Given data.
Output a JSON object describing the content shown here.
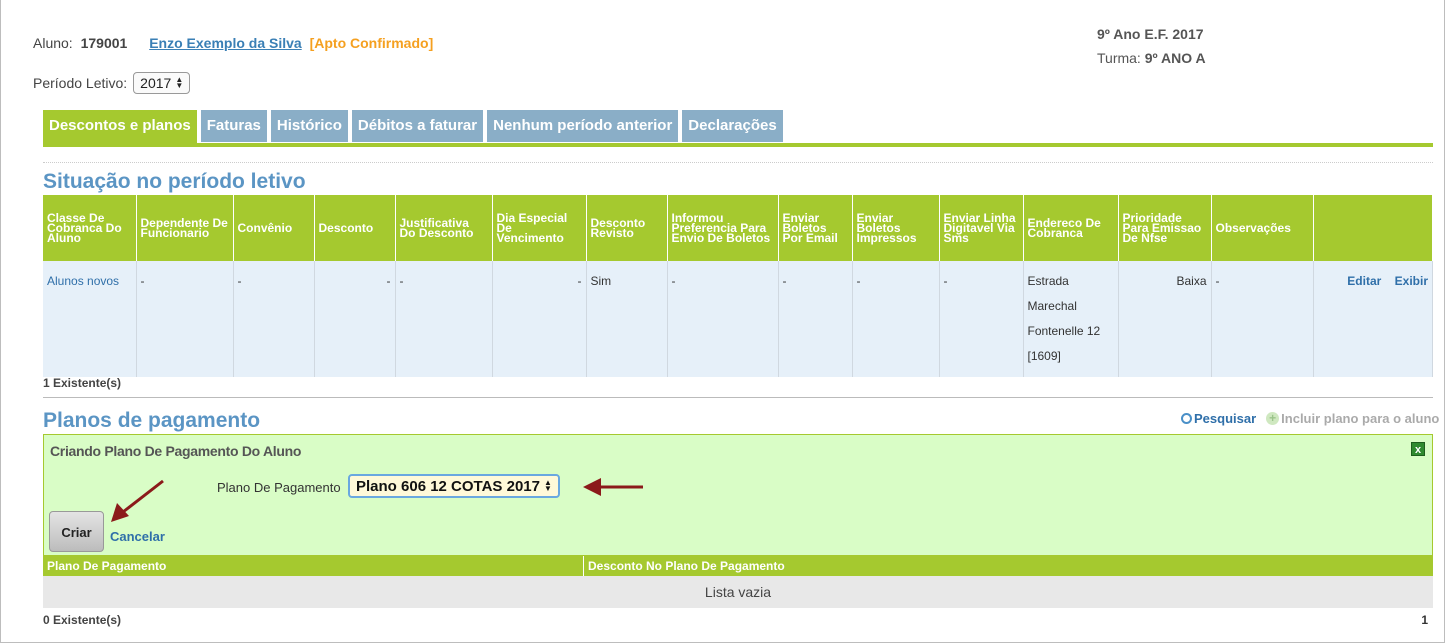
{
  "student": {
    "label": "Aluno:",
    "number": "179001",
    "name": "Enzo Exemplo da Silva",
    "status": "[Apto Confirmado]"
  },
  "class_info": {
    "grade": "9º Ano E.F. 2017",
    "turma_label": "Turma:",
    "turma_value": "9º ANO A"
  },
  "periodo": {
    "label": "Período Letivo:",
    "selected": "2017"
  },
  "tabs": [
    {
      "label": "Descontos e planos",
      "active": true
    },
    {
      "label": "Faturas"
    },
    {
      "label": "Histórico"
    },
    {
      "label": "Débitos a faturar"
    },
    {
      "label": "Nenhum período anterior"
    },
    {
      "label": "Declarações"
    }
  ],
  "situacao": {
    "title": "Situação no período letivo",
    "headers": [
      "Classe De Cobranca Do Aluno",
      "Dependente De Funcionario",
      "Convênio",
      "Desconto",
      "Justificativa Do Desconto",
      "Dia Especial De Vencimento",
      "Desconto Revisto",
      "Informou Preferencia Para Envio De Boletos",
      "Enviar Boletos Por Email",
      "Enviar Boletos Impressos",
      "Enviar Linha Digitavel Via Sms",
      "Endereco De Cobranca",
      "Prioridade Para Emissao De Nfse",
      "Observações",
      ""
    ],
    "row": {
      "classe": "Alunos novos",
      "dependente": "-",
      "convenio": "-",
      "desconto": "-",
      "justificativa": "-",
      "dia_especial": "-",
      "desconto_revisto": "Sim",
      "informou_pref": "-",
      "enviar_email": "-",
      "enviar_impressos": "-",
      "enviar_sms": "-",
      "endereco": "Estrada Marechal Fontenelle 12 [1609]",
      "prioridade": "Baixa",
      "observacoes": "-",
      "editar": "Editar",
      "exibir": "Exibir"
    },
    "count": "1 Existente(s)"
  },
  "planos": {
    "title": "Planos de pagamento",
    "pesquisar": "Pesquisar",
    "incluir": "Incluir plano para o aluno",
    "panel_title": "Criando Plano De Pagamento Do Aluno",
    "close": "x",
    "field_label": "Plano De Pagamento",
    "field_value": "Plano 606 12 COTAS 2017",
    "criar": "Criar",
    "cancelar": "Cancelar",
    "col1": "Plano De Pagamento",
    "col2": "Desconto No Plano De Pagamento",
    "empty": "Lista vazia",
    "count": "0 Existente(s)",
    "page": "1"
  },
  "colors": {
    "green": "#a5c92f",
    "tab_blue": "#8aaec7",
    "title_blue": "#5b95c4",
    "link_blue": "#2f6fa9",
    "orange": "#f5a020",
    "arrow": "#8b1a1a"
  }
}
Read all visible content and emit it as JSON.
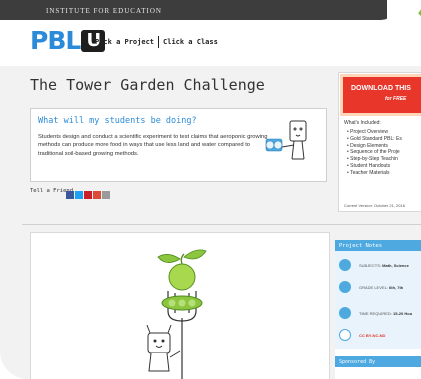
{
  "topbar": {
    "org": "INSTITUTE FOR EDUCATION"
  },
  "header": {
    "logo_text": "PBL",
    "logo_u": "U",
    "nav": [
      {
        "label": "Pick a Project"
      },
      {
        "label": "Click a Class"
      }
    ]
  },
  "page": {
    "title": "The Tower Garden Challenge",
    "what_heading": "What will my students be doing?",
    "what_body": "Students design and conduct a scientific experiment to test claims that aeroponic growing methods can produce more food in ways that use less land and water compared to traditional soil-based growing methods.",
    "tell_friend": "Tell a Friend"
  },
  "share": [
    {
      "icon": "facebook-icon",
      "color": "#3b5998"
    },
    {
      "icon": "twitter-icon",
      "color": "#1da1f2"
    },
    {
      "icon": "pinterest-icon",
      "color": "#cb2027"
    },
    {
      "icon": "google-plus-icon",
      "color": "#dd4b39"
    },
    {
      "icon": "email-icon",
      "color": "#9a9a9a"
    }
  ],
  "download": {
    "line1": "DOWNLOAD THIS",
    "line2": "for FREE",
    "included_label": "What's Included:",
    "items": [
      "Project Overview",
      "Gold Standard PBL: Es",
      "Design Elements",
      "Sequence of the Proje",
      "Step-by-Step Teachin",
      "Student Handouts",
      "Teacher Materials"
    ],
    "version": "Current Version: October 21, 2016"
  },
  "notes": {
    "heading": "Project Notes",
    "subjects_label": "SUBJECTS:",
    "subjects_value": "Math, Science",
    "grade_label": "GRADE LEVEL:",
    "grade_value": "6th, 7th",
    "time_label": "TIME REQUIRED:",
    "time_value": "15-20 Hou",
    "license": "CC BY-NC-ND",
    "sponsored": "Sponsored By"
  },
  "colors": {
    "accent": "#2b8bd8",
    "download_red": "#e8362a",
    "notes_blue": "#4da9e0",
    "brand_green": "#7ac142"
  }
}
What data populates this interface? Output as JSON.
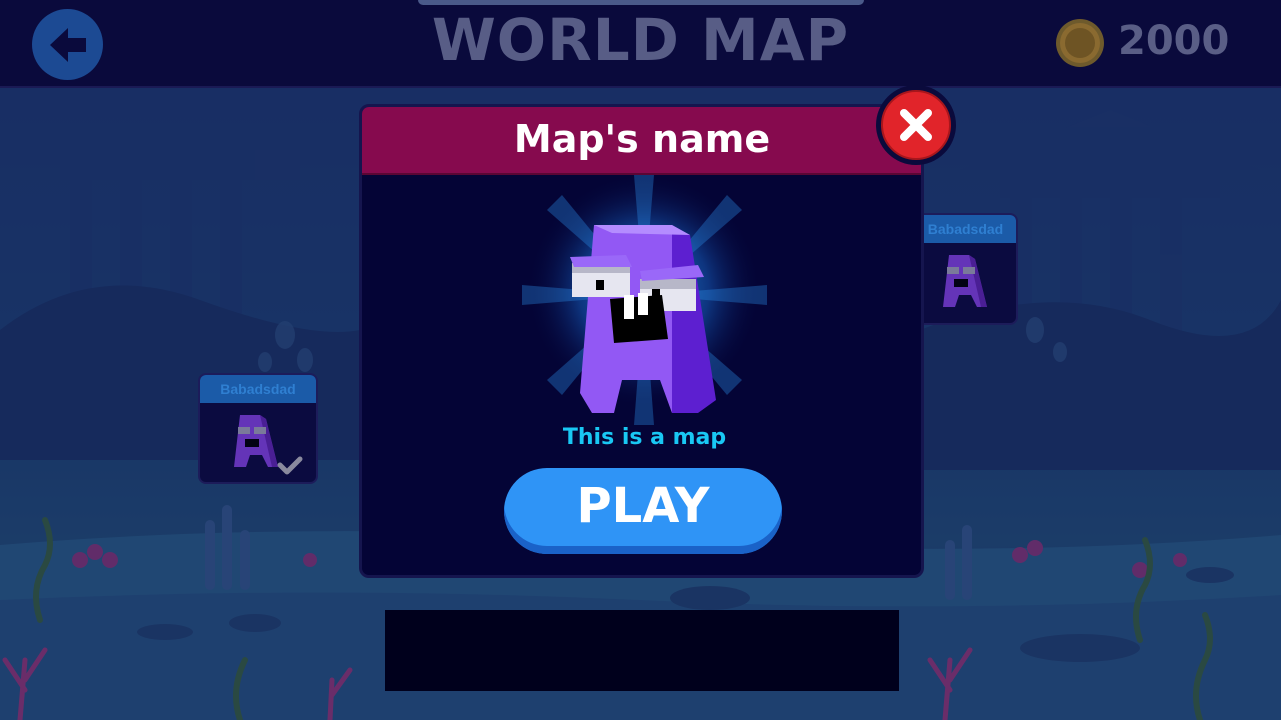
{
  "header": {
    "title": "WORLD MAP",
    "coins": "2000"
  },
  "level_cards": [
    {
      "title": "Babadsdad",
      "completed": true
    },
    {
      "title": "Babadsdad",
      "completed": false
    }
  ],
  "modal": {
    "title": "Map's name",
    "description": "This is a map",
    "play_label": "PLAY"
  },
  "colors": {
    "modal_header": "#860a4e",
    "play_button": "#2f94f6",
    "close_button": "#e1242a",
    "description_text": "#19c8f4",
    "character_purple": "#8a4ef0"
  },
  "icons": {
    "back": "arrow-left-icon",
    "coin": "coin-icon",
    "close": "close-icon",
    "check": "checkmark-icon"
  }
}
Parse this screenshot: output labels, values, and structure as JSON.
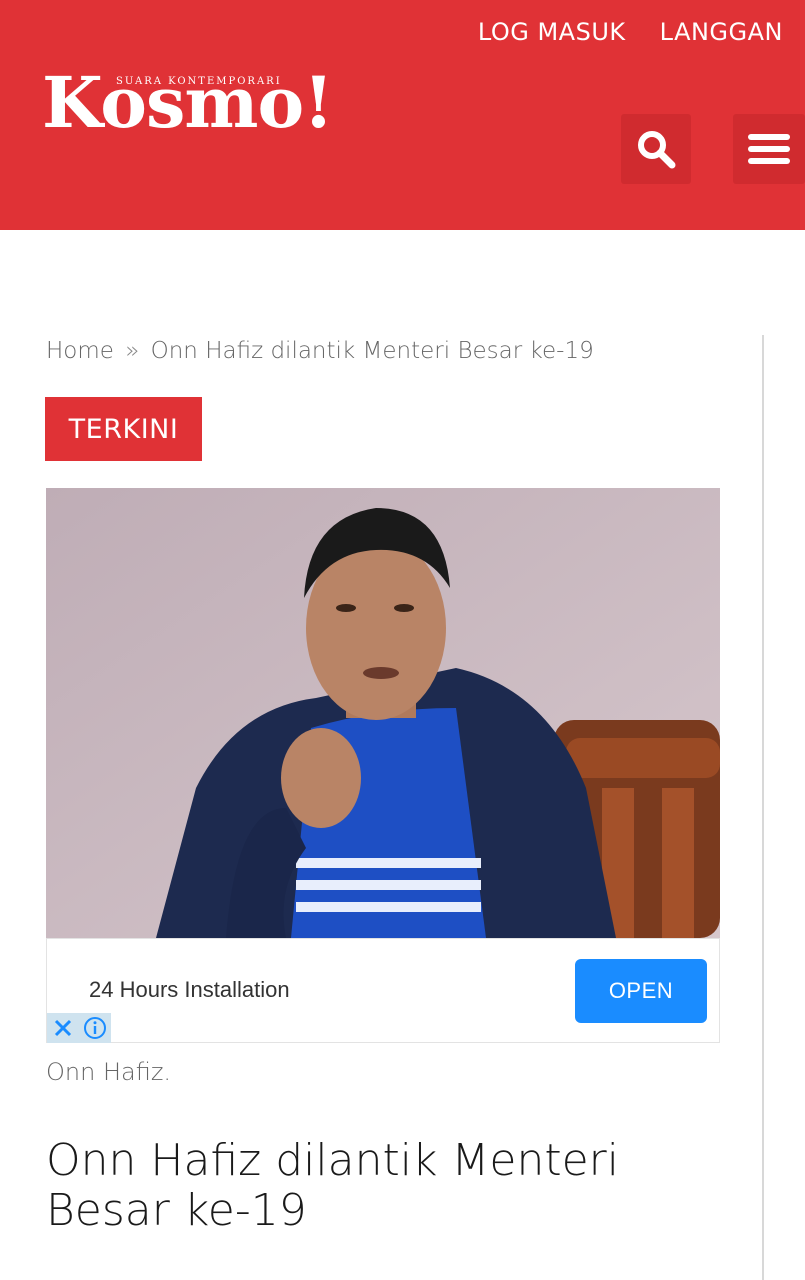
{
  "header": {
    "login_label": "LOG MASUK",
    "subscribe_label": "LANGGAN",
    "logo_word": "Kosmo!",
    "logo_tagline": "SUARA KONTEMPORARI",
    "search_icon": "search-icon",
    "menu_icon": "hamburger-menu-icon",
    "brand_color": "#e03236"
  },
  "breadcrumb": {
    "home": "Home",
    "separator": "»",
    "current": "Onn Hafiz dilantik Menteri Besar ke-19"
  },
  "category_badge": "TERKINI",
  "ad": {
    "text": "24 Hours Installation",
    "button_label": "OPEN",
    "close_icon": "close-icon",
    "info_icon": "info-icon",
    "button_color": "#1a8cff"
  },
  "photo_caption": "Onn Hafiz.",
  "headline": "Onn Hafiz dilantik Menteri Besar ke-19"
}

Written task. Look through the entries and find each line that has the string "content". Copy those lines.

Answer in full.
Output a JSON object describing the content shown here.
Read all visible content and emit it as JSON.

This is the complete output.